What you are asked to do - Your answer should be a single number: the count of lines that include "Read".

★ ★ ★ ★ ★

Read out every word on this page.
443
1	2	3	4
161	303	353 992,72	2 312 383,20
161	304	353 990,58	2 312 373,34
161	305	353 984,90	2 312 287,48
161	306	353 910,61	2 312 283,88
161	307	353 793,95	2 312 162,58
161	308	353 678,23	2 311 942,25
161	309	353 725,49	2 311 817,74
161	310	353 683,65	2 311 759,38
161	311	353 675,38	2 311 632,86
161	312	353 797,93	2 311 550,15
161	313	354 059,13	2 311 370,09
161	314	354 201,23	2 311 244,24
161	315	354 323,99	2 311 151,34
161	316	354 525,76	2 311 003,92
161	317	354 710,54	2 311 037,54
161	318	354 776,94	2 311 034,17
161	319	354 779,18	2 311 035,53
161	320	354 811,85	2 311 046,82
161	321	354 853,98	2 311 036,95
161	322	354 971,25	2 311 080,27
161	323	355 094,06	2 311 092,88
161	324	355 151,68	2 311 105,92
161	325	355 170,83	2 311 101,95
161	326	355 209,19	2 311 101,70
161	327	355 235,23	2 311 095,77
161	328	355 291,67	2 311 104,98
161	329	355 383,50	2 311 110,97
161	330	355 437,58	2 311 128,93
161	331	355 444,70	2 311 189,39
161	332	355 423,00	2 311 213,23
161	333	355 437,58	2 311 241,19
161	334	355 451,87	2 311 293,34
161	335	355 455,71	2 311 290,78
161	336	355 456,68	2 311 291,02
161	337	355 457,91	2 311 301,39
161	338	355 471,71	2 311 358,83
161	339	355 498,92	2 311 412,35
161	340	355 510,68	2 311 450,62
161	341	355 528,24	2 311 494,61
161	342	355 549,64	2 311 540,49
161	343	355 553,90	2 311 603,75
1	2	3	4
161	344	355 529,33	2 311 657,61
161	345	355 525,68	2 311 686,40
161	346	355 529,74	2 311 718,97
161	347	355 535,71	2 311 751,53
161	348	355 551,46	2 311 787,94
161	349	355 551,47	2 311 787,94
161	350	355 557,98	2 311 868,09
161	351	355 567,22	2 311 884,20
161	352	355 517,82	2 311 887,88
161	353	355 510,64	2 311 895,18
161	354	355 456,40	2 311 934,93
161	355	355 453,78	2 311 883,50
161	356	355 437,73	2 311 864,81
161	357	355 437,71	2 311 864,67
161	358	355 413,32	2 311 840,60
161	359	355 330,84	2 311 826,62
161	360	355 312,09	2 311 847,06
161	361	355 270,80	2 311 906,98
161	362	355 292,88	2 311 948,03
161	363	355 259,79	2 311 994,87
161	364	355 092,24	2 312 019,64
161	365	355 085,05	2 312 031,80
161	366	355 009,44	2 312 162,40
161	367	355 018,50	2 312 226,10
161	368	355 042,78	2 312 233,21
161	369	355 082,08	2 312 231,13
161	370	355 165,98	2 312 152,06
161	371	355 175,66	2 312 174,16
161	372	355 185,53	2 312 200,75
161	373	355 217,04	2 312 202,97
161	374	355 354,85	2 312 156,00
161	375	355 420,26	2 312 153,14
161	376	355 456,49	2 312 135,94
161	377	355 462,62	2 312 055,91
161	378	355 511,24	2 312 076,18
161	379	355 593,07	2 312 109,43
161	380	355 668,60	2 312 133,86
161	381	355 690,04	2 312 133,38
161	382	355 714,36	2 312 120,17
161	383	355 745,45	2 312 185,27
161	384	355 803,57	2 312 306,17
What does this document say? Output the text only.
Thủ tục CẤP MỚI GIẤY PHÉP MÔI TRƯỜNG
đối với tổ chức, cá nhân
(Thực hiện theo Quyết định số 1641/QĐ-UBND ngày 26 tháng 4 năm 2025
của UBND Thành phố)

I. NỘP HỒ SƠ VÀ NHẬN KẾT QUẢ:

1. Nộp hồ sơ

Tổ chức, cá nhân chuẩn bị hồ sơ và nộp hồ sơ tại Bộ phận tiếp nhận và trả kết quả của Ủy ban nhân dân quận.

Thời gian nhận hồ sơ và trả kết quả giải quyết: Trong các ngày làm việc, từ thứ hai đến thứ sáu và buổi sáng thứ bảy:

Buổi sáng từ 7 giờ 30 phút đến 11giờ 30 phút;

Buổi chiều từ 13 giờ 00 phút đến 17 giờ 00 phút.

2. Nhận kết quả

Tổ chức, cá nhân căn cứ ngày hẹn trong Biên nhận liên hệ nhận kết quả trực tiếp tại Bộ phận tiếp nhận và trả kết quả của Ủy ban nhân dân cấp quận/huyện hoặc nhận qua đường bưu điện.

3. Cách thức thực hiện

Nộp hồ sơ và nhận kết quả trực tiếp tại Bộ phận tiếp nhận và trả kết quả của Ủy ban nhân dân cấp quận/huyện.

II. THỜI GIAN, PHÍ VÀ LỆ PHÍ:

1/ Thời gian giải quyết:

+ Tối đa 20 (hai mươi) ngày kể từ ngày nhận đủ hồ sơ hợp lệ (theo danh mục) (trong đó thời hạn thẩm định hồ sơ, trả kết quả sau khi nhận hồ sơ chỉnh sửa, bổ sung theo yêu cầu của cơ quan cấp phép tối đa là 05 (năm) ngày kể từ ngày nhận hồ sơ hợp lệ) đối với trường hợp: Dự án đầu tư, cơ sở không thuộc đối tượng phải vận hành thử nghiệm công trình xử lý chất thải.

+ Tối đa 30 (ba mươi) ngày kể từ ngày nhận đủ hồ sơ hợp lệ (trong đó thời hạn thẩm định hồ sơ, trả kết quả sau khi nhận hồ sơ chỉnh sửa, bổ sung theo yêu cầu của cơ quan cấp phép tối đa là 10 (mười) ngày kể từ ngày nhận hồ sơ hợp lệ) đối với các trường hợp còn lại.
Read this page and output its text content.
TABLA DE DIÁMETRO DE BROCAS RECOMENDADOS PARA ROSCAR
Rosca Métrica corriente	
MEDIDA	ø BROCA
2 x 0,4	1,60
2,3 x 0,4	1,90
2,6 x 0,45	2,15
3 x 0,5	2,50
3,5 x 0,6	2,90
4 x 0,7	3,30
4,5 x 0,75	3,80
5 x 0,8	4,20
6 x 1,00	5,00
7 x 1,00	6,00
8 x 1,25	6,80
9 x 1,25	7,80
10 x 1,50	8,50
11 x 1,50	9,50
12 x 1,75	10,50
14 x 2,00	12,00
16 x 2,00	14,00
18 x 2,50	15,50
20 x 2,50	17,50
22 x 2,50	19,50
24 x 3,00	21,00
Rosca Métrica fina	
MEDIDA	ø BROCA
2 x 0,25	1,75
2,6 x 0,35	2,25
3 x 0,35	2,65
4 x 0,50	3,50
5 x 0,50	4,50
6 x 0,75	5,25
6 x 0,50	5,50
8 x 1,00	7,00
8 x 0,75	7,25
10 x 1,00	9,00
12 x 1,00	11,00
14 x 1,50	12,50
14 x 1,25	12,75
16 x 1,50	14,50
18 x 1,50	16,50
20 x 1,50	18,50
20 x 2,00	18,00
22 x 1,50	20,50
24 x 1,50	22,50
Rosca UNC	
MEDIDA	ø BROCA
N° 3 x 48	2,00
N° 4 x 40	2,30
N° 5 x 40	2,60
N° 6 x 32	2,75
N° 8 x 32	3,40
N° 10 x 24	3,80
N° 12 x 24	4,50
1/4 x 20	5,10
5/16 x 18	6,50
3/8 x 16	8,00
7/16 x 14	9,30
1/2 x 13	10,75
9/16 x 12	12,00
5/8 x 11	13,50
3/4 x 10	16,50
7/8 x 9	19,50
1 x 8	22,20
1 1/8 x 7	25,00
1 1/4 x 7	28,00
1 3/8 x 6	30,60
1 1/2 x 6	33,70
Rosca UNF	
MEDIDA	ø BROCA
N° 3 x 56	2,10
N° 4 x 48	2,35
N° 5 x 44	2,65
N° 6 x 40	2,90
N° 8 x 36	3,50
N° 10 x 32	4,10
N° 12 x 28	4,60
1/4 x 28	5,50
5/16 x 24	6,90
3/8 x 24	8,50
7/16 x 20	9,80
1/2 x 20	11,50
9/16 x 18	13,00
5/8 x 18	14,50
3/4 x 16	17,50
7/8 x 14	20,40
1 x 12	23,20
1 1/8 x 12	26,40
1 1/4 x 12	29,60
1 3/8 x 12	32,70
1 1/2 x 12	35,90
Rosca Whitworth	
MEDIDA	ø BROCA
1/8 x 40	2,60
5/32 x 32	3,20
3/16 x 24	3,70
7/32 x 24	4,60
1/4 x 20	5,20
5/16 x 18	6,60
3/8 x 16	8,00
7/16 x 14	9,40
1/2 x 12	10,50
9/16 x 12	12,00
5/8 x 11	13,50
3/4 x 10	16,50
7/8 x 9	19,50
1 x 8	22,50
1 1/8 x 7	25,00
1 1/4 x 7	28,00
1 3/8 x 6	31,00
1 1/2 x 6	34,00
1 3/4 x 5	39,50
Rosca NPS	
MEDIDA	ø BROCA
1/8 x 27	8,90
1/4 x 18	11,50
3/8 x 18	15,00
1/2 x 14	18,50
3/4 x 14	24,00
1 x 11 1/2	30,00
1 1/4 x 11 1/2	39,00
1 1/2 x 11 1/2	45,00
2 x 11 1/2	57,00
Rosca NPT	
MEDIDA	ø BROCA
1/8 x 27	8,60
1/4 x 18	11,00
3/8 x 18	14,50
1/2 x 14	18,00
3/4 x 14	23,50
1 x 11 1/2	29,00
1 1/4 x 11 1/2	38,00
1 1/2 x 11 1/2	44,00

★ ★ ★ ★ ★

Solution to this problem - 2